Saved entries
——
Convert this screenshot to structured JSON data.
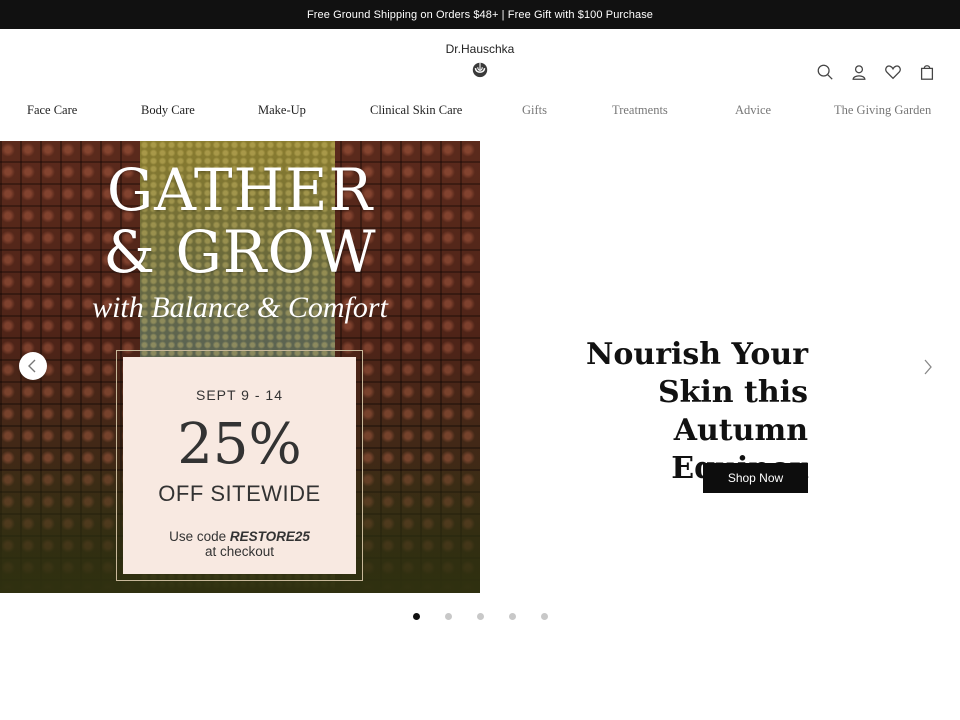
{
  "promo_bar": {
    "text": "Free Ground Shipping on Orders $48+ | Free Gift with $100 Purchase"
  },
  "header": {
    "logo_text": "Dr.Hauschka",
    "icons": [
      "search-icon",
      "account-icon",
      "wishlist-heart-icon",
      "shopping-bag-icon"
    ]
  },
  "nav": {
    "items": [
      {
        "label": "Face Care"
      },
      {
        "label": "Body Care"
      },
      {
        "label": "Make-Up"
      },
      {
        "label": "Clinical Skin Care"
      },
      {
        "label": "Gifts"
      },
      {
        "label": "Treatments"
      },
      {
        "label": "Advice"
      },
      {
        "label": "The Giving Garden"
      }
    ]
  },
  "hero": {
    "image": {
      "title_line1": "GATHER",
      "title_line2": "& GROW",
      "subtitle": "with Balance & Comfort",
      "offer_dates": "SEPT 9 - 14",
      "offer_percent": "25%",
      "offer_label": "OFF SITEWIDE",
      "offer_code_prefix": "Use code ",
      "offer_code": "RESTORE25",
      "offer_code_suffix": "at checkout"
    },
    "heading_line1": "Nourish Your",
    "heading_line2": "Skin this Autumn",
    "heading_line3": "Equinox",
    "cta_label": "Shop Now",
    "prev_icon": "chevron-left-icon",
    "next_icon": "chevron-right-icon"
  },
  "carousel": {
    "slide_count": 5,
    "active_index": 0
  },
  "colors": {
    "promo_bg": "#111111",
    "button_bg": "#0d0d0d",
    "offer_bg": "#f8e9e1",
    "dot_inactive": "#c8c8c8"
  }
}
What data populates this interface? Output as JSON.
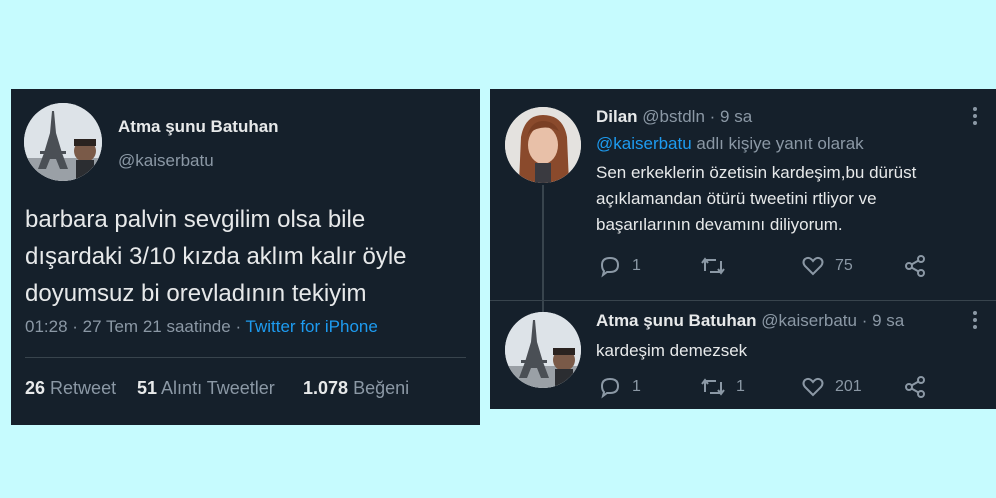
{
  "colors": {
    "background": "#c6fbfe",
    "panel": "#15202b",
    "text": "#e7e9ea",
    "muted": "#8b98a5",
    "accent": "#1d9bf0"
  },
  "main_tweet": {
    "display_name": "Atma şunu Batuhan",
    "handle": "@kaiserbatu",
    "text_lines": [
      "barbara palvin sevgilim olsa bile",
      "dışardaki 3/10 kızda aklım kalır öyle",
      "doyumsuz bi orevladının tekiyim"
    ],
    "time": "01:28 · 27 Tem 21 saatinde · ",
    "client": "Twitter for iPhone",
    "stats": [
      {
        "count": "26",
        "label": "Retweet"
      },
      {
        "count": "51",
        "label": "Alıntı Tweetler"
      },
      {
        "count": "1.078",
        "label": "Beğeni"
      }
    ]
  },
  "replies": [
    {
      "display_name": "Dilan",
      "meta": "@bstdln · 9 sa",
      "reply_to_handle": "@kaiserbatu",
      "reply_to_suffix": " adlı kişiye yanıt olarak",
      "text_lines": [
        "Sen erkeklerin özetisin kardeşim,bu dürüst",
        "açıklamandan ötürü tweetini rtliyor ve",
        "başarılarının devamını diliyorum."
      ],
      "actions": {
        "reply": "1",
        "retweet": "",
        "like": "75"
      }
    },
    {
      "display_name": "Atma şunu Batuhan",
      "meta": "@kaiserbatu · 9 sa",
      "text_lines": [
        "kardeşim demezsek"
      ],
      "actions": {
        "reply": "1",
        "retweet": "1",
        "like": "201"
      }
    }
  ],
  "icons": [
    "reply-icon",
    "retweet-icon",
    "like-icon",
    "share-icon",
    "more-icon"
  ]
}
——
◆ **What is required**
Pictures are to be left out; all else in the entries above is to be quoted exactly.

◆ **Response**
Convert this screenshot to structured JSON data.
{
  "promo_bar": {
    "text": "Free Ground Shipping on Orders $48+ | Free Gift with $100 Purchase"
  },
  "header": {
    "logo_text": "Dr.Hauschka",
    "icons": [
      "search-icon",
      "account-icon",
      "wishlist-heart-icon",
      "shopping-bag-icon"
    ]
  },
  "nav": {
    "items": [
      {
        "label": "Face Care"
      },
      {
        "label": "Body Care"
      },
      {
        "label": "Make-Up"
      },
      {
        "label": "Clinical Skin Care"
      },
      {
        "label": "Gifts"
      },
      {
        "label": "Treatments"
      },
      {
        "label": "Advice"
      },
      {
        "label": "The Giving Garden"
      }
    ]
  },
  "hero": {
    "image": {
      "title_line1": "GATHER",
      "title_line2": "& GROW",
      "subtitle": "with Balance & Comfort",
      "offer_dates": "SEPT 9 - 14",
      "offer_percent": "25%",
      "offer_label": "OFF SITEWIDE",
      "offer_code_prefix": "Use code ",
      "offer_code": "RESTORE25",
      "offer_code_suffix": "at checkout"
    },
    "heading_line1": "Nourish Your",
    "heading_line2": "Skin this Autumn",
    "heading_line3": "Equinox",
    "cta_label": "Shop Now",
    "prev_icon": "chevron-left-icon",
    "next_icon": "chevron-right-icon"
  },
  "carousel": {
    "slide_count": 5,
    "active_index": 0
  },
  "colors": {
    "promo_bg": "#111111",
    "button_bg": "#0d0d0d",
    "offer_bg": "#f8e9e1",
    "dot_inactive": "#c8c8c8"
  }
}
What data populates this interface? Output as JSON.
{
  "colors": {
    "background": "#c6fbfe",
    "panel": "#15202b",
    "text": "#e7e9ea",
    "muted": "#8b98a5",
    "accent": "#1d9bf0"
  },
  "main_tweet": {
    "display_name": "Atma şunu Batuhan",
    "handle": "@kaiserbatu",
    "text_lines": [
      "barbara palvin sevgilim olsa bile",
      "dışardaki 3/10 kızda aklım kalır öyle",
      "doyumsuz bi orevladının tekiyim"
    ],
    "time": "01:28 · 27 Tem 21 saatinde · ",
    "client": "Twitter for iPhone",
    "stats": [
      {
        "count": "26",
        "label": "Retweet"
      },
      {
        "count": "51",
        "label": "Alıntı Tweetler"
      },
      {
        "count": "1.078",
        "label": "Beğeni"
      }
    ]
  },
  "replies": [
    {
      "display_name": "Dilan",
      "meta": "@bstdln · 9 sa",
      "reply_to_handle": "@kaiserbatu",
      "reply_to_suffix": " adlı kişiye yanıt olarak",
      "text_lines": [
        "Sen erkeklerin özetisin kardeşim,bu dürüst",
        "açıklamandan ötürü tweetini rtliyor ve",
        "başarılarının devamını diliyorum."
      ],
      "actions": {
        "reply": "1",
        "retweet": "",
        "like": "75"
      }
    },
    {
      "display_name": "Atma şunu Batuhan",
      "meta": "@kaiserbatu · 9 sa",
      "text_lines": [
        "kardeşim demezsek"
      ],
      "actions": {
        "reply": "1",
        "retweet": "1",
        "like": "201"
      }
    }
  ],
  "icons": [
    "reply-icon",
    "retweet-icon",
    "like-icon",
    "share-icon",
    "more-icon"
  ]
}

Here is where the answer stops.